What you will do →
Write the data below out again, unchanged.

━━━━

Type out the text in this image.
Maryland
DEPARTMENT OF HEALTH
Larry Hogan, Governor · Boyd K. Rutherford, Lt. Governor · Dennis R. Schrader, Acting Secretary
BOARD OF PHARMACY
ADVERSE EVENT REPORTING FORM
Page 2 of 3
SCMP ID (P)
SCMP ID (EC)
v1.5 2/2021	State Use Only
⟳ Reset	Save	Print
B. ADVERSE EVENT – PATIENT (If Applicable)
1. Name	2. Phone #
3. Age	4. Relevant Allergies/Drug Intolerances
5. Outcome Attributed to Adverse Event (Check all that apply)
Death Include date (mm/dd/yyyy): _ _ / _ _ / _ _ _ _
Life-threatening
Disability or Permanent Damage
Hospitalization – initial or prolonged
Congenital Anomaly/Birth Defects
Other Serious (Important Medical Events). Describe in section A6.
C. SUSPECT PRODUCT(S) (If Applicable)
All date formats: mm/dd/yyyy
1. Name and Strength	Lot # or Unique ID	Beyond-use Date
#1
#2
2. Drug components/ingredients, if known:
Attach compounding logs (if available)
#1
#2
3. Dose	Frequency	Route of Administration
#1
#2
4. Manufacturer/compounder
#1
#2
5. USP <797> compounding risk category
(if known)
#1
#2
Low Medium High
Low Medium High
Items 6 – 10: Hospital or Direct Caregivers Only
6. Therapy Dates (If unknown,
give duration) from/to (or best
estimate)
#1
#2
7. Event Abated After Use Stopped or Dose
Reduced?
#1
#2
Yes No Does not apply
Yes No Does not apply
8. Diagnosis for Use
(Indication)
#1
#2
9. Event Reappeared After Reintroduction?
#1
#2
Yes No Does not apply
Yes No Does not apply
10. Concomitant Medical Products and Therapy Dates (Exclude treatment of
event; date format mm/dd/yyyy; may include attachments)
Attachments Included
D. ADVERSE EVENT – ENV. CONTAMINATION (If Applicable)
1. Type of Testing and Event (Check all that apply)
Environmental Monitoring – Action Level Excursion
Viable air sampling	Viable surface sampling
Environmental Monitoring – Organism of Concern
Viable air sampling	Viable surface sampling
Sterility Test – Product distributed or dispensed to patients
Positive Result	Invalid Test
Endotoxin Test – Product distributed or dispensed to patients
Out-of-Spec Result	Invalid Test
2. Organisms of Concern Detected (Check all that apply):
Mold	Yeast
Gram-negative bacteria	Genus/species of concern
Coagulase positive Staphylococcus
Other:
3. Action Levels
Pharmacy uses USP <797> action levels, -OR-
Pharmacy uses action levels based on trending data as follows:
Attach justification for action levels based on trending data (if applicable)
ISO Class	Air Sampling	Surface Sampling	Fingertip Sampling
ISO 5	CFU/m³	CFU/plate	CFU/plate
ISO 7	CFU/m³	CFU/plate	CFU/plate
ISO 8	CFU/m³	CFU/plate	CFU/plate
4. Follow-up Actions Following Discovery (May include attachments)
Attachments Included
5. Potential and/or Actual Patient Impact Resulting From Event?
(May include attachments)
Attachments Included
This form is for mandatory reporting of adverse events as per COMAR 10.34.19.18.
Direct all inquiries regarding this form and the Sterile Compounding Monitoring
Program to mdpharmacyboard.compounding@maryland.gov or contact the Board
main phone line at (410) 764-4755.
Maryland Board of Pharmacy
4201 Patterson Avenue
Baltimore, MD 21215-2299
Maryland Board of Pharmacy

━━━━

Solution to this exercise →
Type out the text in this image.
Maryland
DEPARTMENT OF HEALTH
Larry Hogan, Governor · Boyd K. Rutherford, Lt. Governor · Dennis R. Schrader, Acting Secretary
BOARD OF PHARMACY
ADVERSE EVENT REPORTING FORM
Page 2 of 3
SCMP ID (P)
SCMP ID (EC)
v1.5 2/2021	State Use Only
⟳ Reset	Save	Print
B. ADVERSE EVENT – PATIENT (If Applicable)
1. Name	2. Phone #
3. Age	4. Relevant Allergies/Drug Intolerances
5. Outcome Attributed to Adverse Event (Check all that apply)
Death Include date (mm/dd/yyyy): _ _ / _ _ / _ _ _ _
Life-threatening
Disability or Permanent Damage
Hospitalization – initial or prolonged
Congenital Anomaly/Birth Defects
Other Serious (Important Medical Events). Describe in section A6.
C. SUSPECT PRODUCT(S) (If Applicable)
All date formats: mm/dd/yyyy
1. Name and Strength	Lot # or Unique ID	Beyond-use Date
#1
#2
2. Drug components/ingredients, if known:
Attach compounding logs (if available)
#1
#2
3. Dose	Frequency	Route of Administration
#1
#2
4. Manufacturer/compounder
#1
#2
5. USP <797> compounding risk category
(if known)
#1
#2
Low Medium High
Low Medium High
Items 6 – 10: Hospital or Direct Caregivers Only
6. Therapy Dates (If unknown,
give duration) from/to (or best
estimate)
#1
#2
7. Event Abated After Use Stopped or Dose
Reduced?
#1
#2
Yes No Does not apply
Yes No Does not apply
8. Diagnosis for Use
(Indication)
#1
#2
9. Event Reappeared After Reintroduction?
#1
#2
Yes No Does not apply
Yes No Does not apply
10. Concomitant Medical Products and Therapy Dates (Exclude treatment of
event; date format mm/dd/yyyy; may include attachments)
Attachments Included
D. ADVERSE EVENT – ENV. CONTAMINATION (If Applicable)
1. Type of Testing and Event (Check all that apply)
Environmental Monitoring – Action Level Excursion
Viable air sampling	Viable surface sampling
Environmental Monitoring – Organism of Concern
Viable air sampling	Viable surface sampling
Sterility Test – Product distributed or dispensed to patients
Positive Result	Invalid Test
Endotoxin Test – Product distributed or dispensed to patients
Out-of-Spec Result	Invalid Test
2. Organisms of Concern Detected (Check all that apply):
Mold	Yeast
Gram-negative bacteria	Genus/species of concern
Coagulase positive Staphylococcus
Other:
3. Action Levels
Pharmacy uses USP <797> action levels, -OR-
Pharmacy uses action levels based on trending data as follows:
Attach justification for action levels based on trending data (if applicable)
ISO Class	Air Sampling	Surface Sampling	Fingertip Sampling
ISO 5	CFU/m³	CFU/plate	CFU/plate
ISO 7	CFU/m³	CFU/plate	CFU/plate
ISO 8	CFU/m³	CFU/plate	CFU/plate
4. Follow-up Actions Following Discovery (May include attachments)
Attachments Included
5. Potential and/or Actual Patient Impact Resulting From Event?
(May include attachments)
Attachments Included
This form is for mandatory reporting of adverse events as per COMAR 10.34.19.18.
Direct all inquiries regarding this form and the Sterile Compounding Monitoring
Program to mdpharmacyboard.compounding@maryland.gov or contact the Board
main phone line at (410) 764-4755.
Maryland Board of Pharmacy
4201 Patterson Avenue
Baltimore, MD 21215-2299
Maryland Board of Pharmacy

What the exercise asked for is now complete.